Given task
Please retype the data in full and exactly; the pictures are not part of the copy.

Dataset rows
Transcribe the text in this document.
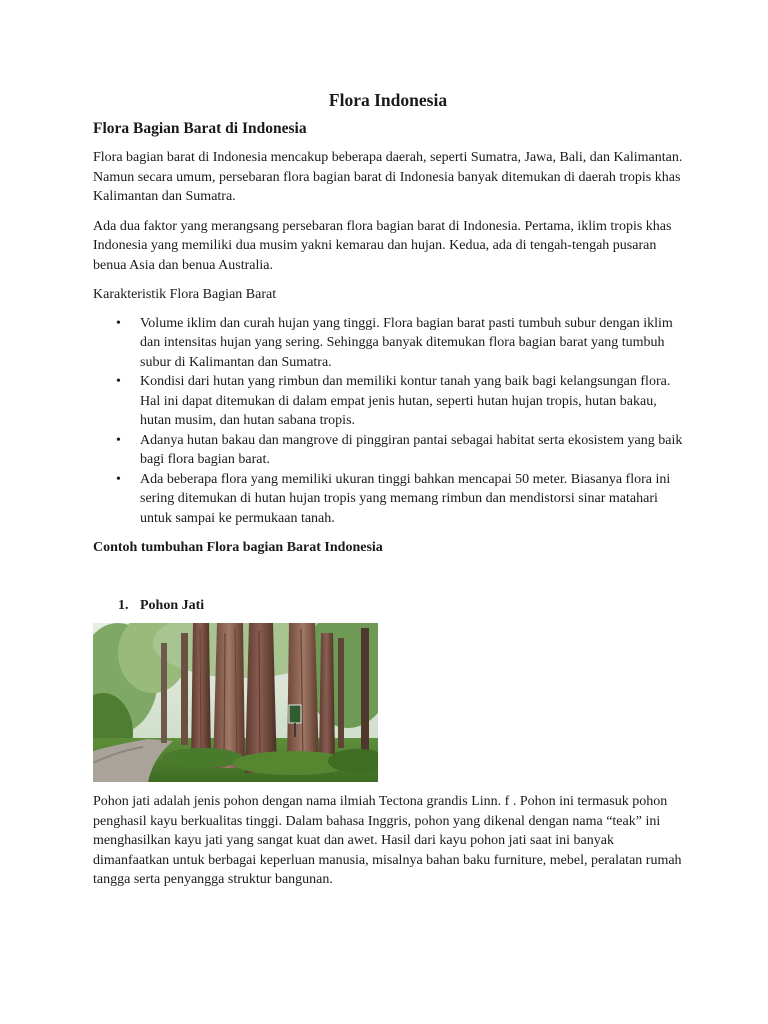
Flora Indonesia
Flora Bagian Barat di Indonesia

Flora bagian barat di Indonesia mencakup beberapa daerah, seperti Sumatra, Jawa, Bali, dan Kalimantan. Namun secara umum, persebaran flora bagian barat di Indonesia banyak ditemukan di daerah tropis khas Kalimantan dan Sumatra.

Ada dua faktor yang merangsang persebaran flora bagian barat di Indonesia. Pertama, iklim tropis khas Indonesia yang memiliki dua musim yakni kemarau dan hujan. Kedua, ada di tengah-tengah pusaran benua Asia dan benua Australia.

Karakteristik Flora Bagian Barat

• Volume iklim dan curah hujan yang tinggi. Flora bagian barat pasti tumbuh subur dengan iklim dan intensitas hujan yang sering. Sehingga banyak ditemukan flora bagian barat yang tumbuh subur di Kalimantan dan Sumatra.
• Kondisi dari hutan yang rimbun dan memiliki kontur tanah yang baik bagi kelangsungan flora. Hal ini dapat ditemukan di dalam empat jenis hutan, seperti hutan hujan tropis, hutan bakau, hutan musim, dan hutan sabana tropis.
• Adanya hutan bakau dan mangrove di pinggiran pantai sebagai habitat serta ekosistem yang baik bagi flora bagian barat.
• Ada beberapa flora yang memiliki ukuran tinggi bahkan mencapai 50 meter. Biasanya flora ini sering ditemukan di hutan hujan tropis yang memang rimbun dan mendistorsi sinar matahari untuk sampai ke permukaan tanah.

Contoh tumbuhan Flora bagian Barat Indonesia

1. Pohon Jati

Pohon jati adalah jenis pohon dengan nama ilmiah Tectona grandis Linn. f . Pohon ini termasuk pohon penghasil kayu berkualitas tinggi. Dalam bahasa Inggris, pohon yang dikenal dengan nama “teak” ini menghasilkan kayu jati yang sangat kuat dan awet. Hasil dari kayu pohon jati saat ini banyak dimanfaatkan untuk berbagai keperluan manusia, misalnya bahan baku furniture, mebel, peralatan rumah tangga serta penyangga struktur bangunan.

Complete answer
Transcribe the text in this document.
Flora Indonesia
Flora Bagian Barat di Indonesia

Flora bagian barat di Indonesia mencakup beberapa daerah, seperti Sumatra, Jawa, Bali, dan Kalimantan. Namun secara umum, persebaran flora bagian barat di Indonesia banyak ditemukan di daerah tropis khas Kalimantan dan Sumatra.

Ada dua faktor yang merangsang persebaran flora bagian barat di Indonesia. Pertama, iklim tropis khas Indonesia yang memiliki dua musim yakni kemarau dan hujan. Kedua, ada di tengah-tengah pusaran benua Asia dan benua Australia.

Karakteristik Flora Bagian Barat

• Volume iklim dan curah hujan yang tinggi. Flora bagian barat pasti tumbuh subur dengan iklim dan intensitas hujan yang sering. Sehingga banyak ditemukan flora bagian barat yang tumbuh subur di Kalimantan dan Sumatra.
• Kondisi dari hutan yang rimbun dan memiliki kontur tanah yang baik bagi kelangsungan flora. Hal ini dapat ditemukan di dalam empat jenis hutan, seperti hutan hujan tropis, hutan bakau, hutan musim, dan hutan sabana tropis.
• Adanya hutan bakau dan mangrove di pinggiran pantai sebagai habitat serta ekosistem yang baik bagi flora bagian barat.
• Ada beberapa flora yang memiliki ukuran tinggi bahkan mencapai 50 meter. Biasanya flora ini sering ditemukan di hutan hujan tropis yang memang rimbun dan mendistorsi sinar matahari untuk sampai ke permukaan tanah.

Contoh tumbuhan Flora bagian Barat Indonesia

1. Pohon Jati

Pohon jati adalah jenis pohon dengan nama ilmiah Tectona grandis Linn. f . Pohon ini termasuk pohon penghasil kayu berkualitas tinggi. Dalam bahasa Inggris, pohon yang dikenal dengan nama “teak” ini menghasilkan kayu jati yang sangat kuat dan awet. Hasil dari kayu pohon jati saat ini banyak dimanfaatkan untuk berbagai keperluan manusia, misalnya bahan baku furniture, mebel, peralatan rumah tangga serta penyangga struktur bangunan.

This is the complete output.